--- START Provided information ---

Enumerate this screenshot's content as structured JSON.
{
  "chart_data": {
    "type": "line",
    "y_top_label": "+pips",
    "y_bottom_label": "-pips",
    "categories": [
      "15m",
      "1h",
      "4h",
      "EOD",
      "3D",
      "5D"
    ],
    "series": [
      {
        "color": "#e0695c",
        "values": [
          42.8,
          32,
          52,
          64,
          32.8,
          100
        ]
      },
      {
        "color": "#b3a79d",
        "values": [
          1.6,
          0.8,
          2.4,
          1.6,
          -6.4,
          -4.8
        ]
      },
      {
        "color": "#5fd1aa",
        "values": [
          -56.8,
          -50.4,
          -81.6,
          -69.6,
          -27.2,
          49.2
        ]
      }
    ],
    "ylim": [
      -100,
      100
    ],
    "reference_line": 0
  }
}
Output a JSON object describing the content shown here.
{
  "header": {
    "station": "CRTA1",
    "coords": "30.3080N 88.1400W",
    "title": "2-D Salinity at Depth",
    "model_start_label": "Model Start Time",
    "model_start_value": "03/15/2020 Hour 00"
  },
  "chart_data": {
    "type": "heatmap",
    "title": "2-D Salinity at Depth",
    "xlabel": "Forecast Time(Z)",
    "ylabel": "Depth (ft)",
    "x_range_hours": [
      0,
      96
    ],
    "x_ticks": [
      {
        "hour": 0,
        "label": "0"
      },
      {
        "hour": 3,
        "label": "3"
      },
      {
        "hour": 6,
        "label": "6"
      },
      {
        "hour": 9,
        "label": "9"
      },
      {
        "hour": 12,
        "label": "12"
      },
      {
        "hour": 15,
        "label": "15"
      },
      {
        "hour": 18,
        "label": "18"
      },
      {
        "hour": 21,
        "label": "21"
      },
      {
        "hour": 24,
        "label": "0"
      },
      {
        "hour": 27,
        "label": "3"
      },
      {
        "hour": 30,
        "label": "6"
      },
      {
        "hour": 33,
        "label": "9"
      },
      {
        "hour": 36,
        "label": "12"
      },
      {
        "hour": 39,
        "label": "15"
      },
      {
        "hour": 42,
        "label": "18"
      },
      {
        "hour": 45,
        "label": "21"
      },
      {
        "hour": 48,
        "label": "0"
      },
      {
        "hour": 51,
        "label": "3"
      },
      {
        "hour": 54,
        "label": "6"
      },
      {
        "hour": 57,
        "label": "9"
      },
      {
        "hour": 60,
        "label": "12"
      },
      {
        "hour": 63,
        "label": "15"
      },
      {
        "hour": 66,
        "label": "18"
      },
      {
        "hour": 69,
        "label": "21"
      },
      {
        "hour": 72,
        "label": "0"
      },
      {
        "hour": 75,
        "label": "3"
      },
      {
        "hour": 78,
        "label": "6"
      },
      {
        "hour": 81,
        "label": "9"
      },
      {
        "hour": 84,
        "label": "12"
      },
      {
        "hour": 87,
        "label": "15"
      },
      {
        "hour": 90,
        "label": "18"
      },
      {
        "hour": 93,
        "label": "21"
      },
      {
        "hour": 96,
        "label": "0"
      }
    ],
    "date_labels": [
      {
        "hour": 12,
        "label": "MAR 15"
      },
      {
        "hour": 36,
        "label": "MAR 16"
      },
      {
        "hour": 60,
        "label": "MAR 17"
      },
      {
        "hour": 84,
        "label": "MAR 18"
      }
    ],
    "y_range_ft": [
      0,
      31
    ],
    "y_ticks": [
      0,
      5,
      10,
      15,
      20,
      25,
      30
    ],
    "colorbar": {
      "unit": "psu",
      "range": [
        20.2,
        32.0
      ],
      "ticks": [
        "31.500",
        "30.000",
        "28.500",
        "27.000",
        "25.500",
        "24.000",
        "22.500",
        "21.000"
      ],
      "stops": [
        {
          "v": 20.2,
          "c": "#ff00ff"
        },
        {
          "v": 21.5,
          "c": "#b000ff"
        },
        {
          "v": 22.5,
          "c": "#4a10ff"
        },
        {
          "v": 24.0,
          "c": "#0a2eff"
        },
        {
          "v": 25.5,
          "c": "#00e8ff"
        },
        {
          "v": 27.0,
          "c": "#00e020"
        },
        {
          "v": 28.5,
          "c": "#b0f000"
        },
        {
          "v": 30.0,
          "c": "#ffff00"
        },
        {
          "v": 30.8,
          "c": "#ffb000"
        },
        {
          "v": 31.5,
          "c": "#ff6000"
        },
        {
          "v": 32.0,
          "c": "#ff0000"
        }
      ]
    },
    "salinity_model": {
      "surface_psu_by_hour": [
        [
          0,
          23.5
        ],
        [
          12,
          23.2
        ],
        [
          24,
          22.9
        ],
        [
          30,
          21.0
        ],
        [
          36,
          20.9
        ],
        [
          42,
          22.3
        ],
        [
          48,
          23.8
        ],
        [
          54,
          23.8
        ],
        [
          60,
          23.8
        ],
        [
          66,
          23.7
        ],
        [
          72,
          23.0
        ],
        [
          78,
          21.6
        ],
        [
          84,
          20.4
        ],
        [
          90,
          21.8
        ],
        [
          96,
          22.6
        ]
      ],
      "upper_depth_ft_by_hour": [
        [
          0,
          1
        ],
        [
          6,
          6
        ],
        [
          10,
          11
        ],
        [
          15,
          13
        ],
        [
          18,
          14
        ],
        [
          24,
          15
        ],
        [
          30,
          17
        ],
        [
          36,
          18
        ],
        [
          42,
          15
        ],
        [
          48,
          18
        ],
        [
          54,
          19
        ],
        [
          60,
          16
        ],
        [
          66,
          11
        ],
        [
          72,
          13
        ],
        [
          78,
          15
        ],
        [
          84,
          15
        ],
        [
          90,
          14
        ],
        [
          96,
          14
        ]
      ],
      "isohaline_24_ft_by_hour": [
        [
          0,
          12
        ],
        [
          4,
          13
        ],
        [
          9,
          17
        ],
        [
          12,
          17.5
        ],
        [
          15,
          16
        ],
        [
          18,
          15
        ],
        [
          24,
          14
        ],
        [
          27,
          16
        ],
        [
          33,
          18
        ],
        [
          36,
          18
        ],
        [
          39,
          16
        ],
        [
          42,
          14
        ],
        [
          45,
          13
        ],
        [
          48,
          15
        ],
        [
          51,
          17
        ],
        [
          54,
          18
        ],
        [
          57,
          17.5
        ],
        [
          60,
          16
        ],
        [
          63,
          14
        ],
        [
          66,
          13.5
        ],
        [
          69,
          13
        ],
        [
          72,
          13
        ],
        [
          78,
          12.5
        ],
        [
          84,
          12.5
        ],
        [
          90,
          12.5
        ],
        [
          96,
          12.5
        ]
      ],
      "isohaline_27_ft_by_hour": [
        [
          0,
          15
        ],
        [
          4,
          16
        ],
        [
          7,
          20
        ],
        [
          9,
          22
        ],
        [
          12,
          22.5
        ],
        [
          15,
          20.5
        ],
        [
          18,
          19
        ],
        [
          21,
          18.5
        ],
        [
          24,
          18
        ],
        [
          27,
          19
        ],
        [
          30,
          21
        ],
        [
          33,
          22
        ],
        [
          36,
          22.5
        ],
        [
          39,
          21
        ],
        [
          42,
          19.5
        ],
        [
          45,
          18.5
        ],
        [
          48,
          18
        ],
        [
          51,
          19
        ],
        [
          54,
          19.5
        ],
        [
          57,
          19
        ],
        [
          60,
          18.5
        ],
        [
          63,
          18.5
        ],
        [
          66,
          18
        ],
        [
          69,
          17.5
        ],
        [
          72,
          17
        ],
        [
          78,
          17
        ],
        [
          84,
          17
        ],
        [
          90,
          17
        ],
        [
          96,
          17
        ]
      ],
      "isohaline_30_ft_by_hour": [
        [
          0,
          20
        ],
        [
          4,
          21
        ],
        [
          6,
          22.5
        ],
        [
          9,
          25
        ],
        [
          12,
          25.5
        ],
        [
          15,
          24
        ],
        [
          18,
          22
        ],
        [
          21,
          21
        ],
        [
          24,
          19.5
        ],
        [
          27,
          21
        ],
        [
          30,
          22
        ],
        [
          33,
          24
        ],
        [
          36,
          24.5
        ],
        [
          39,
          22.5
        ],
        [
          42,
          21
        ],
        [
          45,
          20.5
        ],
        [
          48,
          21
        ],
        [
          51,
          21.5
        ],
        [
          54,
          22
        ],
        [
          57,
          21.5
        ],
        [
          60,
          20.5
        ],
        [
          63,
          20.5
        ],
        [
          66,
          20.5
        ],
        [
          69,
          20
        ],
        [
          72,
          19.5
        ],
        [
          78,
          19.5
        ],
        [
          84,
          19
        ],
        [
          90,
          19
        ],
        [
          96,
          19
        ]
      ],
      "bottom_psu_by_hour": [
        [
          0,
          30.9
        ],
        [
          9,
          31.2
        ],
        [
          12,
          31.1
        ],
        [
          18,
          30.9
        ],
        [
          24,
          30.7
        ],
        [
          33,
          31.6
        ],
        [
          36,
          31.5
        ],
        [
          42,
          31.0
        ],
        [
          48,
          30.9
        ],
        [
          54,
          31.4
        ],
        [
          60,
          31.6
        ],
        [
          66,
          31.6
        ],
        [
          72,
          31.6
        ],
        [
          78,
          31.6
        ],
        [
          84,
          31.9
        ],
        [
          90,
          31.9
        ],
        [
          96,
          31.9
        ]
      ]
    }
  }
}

--- END Provided information ---

Scan the material and collect every line that contains "Time".

    "model_start_label": "Model Start Time",
    "xlabel": "Forecast Time(Z)",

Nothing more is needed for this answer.